● PASSAGE PROVIDED
────────────────────────────────────────

Budgeting for Retirement Requires a Good Estimate of My Personal Rate of Inflation for 2012

I find the rates of inflation quoted in financial plans for retirement fascinating. I remember in the late 1980s when they were estimating 10-15% rates of inflation. Now they tend to estimate 2 or 3% as the rate of inflation we should use for retirement planning.

The reality is that no one really knows. You have to pick a number out of a hat and use it.

However one number I can truly know is what my personal rate of inflation was for the previous year (2012.) Actually, since I track my expenses every year, I could figure it out for the last 13 years easily and for more with a bit of digging for an older file.

What Was My Personal Rate of Inflation for 2012?

There were a few surprises when I worked through it. The following are my rates of inflation on various goods and services:

  • Water 11.34%
  • Internet access 6.7%
  • Electricity 6.57%
  • Cable for TV 5.2%
  • Car 2 insurance 3.96%
  • Property taxes 2.1%
  • Telephone including long distance 1%
  • Car 1 insurance 0.7%
  • House insurance 0.1%
  • Natural gas -13.3%
  • Gasoline -38.1%

A bit of thinking led to the following interpretations:

Water rates went up to help fund waste water treatment. We only used 1 m3 more water despite the drought.

────────────────────────────────────────

● LISTED RECORDS
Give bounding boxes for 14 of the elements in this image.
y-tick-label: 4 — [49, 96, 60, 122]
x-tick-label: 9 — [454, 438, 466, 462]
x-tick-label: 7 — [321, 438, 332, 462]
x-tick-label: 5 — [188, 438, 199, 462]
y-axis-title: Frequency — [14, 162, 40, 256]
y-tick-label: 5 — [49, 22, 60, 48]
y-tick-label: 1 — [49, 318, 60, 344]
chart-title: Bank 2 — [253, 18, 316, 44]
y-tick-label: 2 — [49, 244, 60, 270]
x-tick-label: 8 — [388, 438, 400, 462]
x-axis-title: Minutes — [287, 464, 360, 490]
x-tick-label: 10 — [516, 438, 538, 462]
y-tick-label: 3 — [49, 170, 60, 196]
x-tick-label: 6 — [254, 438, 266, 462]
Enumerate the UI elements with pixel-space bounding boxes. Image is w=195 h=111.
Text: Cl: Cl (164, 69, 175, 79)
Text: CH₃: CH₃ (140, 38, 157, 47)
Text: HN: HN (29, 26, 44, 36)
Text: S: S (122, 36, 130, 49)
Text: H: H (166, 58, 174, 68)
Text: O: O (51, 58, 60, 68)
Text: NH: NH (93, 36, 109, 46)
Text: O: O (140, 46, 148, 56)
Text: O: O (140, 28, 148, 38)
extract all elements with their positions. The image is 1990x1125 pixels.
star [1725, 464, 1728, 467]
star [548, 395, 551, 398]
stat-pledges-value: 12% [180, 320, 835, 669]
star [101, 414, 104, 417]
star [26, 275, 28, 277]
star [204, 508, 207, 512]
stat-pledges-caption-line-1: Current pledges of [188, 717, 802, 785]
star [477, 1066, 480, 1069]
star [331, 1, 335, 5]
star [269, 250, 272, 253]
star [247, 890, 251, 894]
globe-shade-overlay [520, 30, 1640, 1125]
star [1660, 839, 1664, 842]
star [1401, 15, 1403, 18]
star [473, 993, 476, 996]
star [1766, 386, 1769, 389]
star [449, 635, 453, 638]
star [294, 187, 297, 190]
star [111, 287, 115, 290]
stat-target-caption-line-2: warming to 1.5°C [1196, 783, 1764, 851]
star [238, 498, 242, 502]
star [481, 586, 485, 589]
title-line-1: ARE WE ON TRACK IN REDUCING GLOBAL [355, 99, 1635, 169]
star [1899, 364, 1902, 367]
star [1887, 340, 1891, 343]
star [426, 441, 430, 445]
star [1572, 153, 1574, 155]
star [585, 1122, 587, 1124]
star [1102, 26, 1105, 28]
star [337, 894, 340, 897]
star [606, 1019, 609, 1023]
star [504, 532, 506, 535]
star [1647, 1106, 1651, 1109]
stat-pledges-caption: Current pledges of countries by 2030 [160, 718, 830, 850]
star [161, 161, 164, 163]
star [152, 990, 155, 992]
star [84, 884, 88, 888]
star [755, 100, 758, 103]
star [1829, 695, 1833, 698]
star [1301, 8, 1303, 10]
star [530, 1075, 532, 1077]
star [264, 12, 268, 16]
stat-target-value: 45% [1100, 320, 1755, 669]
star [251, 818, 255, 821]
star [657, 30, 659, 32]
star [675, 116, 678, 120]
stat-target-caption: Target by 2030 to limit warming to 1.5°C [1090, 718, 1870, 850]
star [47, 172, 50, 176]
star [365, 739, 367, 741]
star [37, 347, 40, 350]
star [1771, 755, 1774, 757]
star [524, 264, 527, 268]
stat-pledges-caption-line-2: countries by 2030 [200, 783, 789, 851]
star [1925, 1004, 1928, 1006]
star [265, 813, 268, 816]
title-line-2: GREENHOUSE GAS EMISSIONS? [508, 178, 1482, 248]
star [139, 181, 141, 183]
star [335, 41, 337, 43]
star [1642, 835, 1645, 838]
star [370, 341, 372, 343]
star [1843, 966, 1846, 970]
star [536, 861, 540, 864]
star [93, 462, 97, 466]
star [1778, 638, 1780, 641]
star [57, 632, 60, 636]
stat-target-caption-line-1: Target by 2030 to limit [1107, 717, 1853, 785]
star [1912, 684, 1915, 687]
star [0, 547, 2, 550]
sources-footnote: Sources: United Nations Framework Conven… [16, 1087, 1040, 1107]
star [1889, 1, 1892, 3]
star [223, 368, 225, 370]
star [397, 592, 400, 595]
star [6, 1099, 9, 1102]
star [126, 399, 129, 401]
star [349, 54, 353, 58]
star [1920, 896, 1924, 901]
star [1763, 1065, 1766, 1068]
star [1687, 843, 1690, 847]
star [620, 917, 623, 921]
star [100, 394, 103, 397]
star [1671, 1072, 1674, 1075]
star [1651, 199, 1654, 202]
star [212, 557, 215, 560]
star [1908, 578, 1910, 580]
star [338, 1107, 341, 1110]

────────────────────────────────────────

● REQUIRED TASKS
(A) In the post on personal inflation, what was the inflation rate for water in 2012?
(B) Please rewrite the part of the personal inflation post starting at "I find the rates" and ending at "and use it.", replacing "retirement" with "old age".
(C) Extend the personal inflation post past its last sentence.

● TASK-BY-TASK ANSWERS
(A) 11.34%

(B)
I find the rates of inflation quoted in financial plans for old age fascinating. I remember in the late 1980s when they were estimating 10-15% rates of inflation. Now they tend to estimate 2 or 3% as the rate of inflation we should use for old age planning.

The reality is that no one really knows. You have to pick a number out of a hat and use it.

(C)
Electricity switched from a two-tiered pricing structure to time-of-use pricing in mid-year. Given the hot summer compared to 2011, it’s surprising our rate didn’t increase more. We did, however, only run the air conditioning after 7 p.m. and before 6 a.m.

The insurance increased on Car 2 because it is not the same car. It is now a 2012 to replace the former 2004.

Natural gas was much cheaper in 2012 due to shale gas production volumes. I went back and checked and the price is down 1% per m3. The bulk of the savings, though, was due to the extremely mild winter and therefore lower natural gas usage.

Gasoline was way down because we didn’t have 2 cars for 6 months, we only had 1. We also didn’t make a road trip to the Maritimes this year. The actual average price per litre was up for the year.

The Combined Rate of Inflation for 2012

Now the above figures are a good explanation for why percentages are not always reliable indicators. It’s very hard to look at those numbers and estimate our total inflation for 2012.

I did calculate the percentage increase in spending to pay for all of the above items, with gasoline included. Our rate of inflation was minus 3.1%. That’s right; we actually spent less on those items in 2012 than in 2011.

However, a more realistic rate of inflation took out the impact of the substantial savings for gasoline. When I recalculated without our gasoline costs, our personal inflation rate for 2012 was 1.6%.

That’s right, only 1.6%.

I was quite surprised. Admittedly, it would have been worse if we’d had 2 cars for the whole year and if the weather had been colder in the winter.

What Inflation Factor Do I Use to Plan for Retirement?

For retirement purposes, I usually assume inflation will be astronomical and investment returns will be pitiful. This gives me more incentive to save lots.

I doubt you can have too much money for retirement. Your heirs will love you if you can provide for your own needs in your old age. And your heirs will love you even more if you die prematurely and they get all the loot!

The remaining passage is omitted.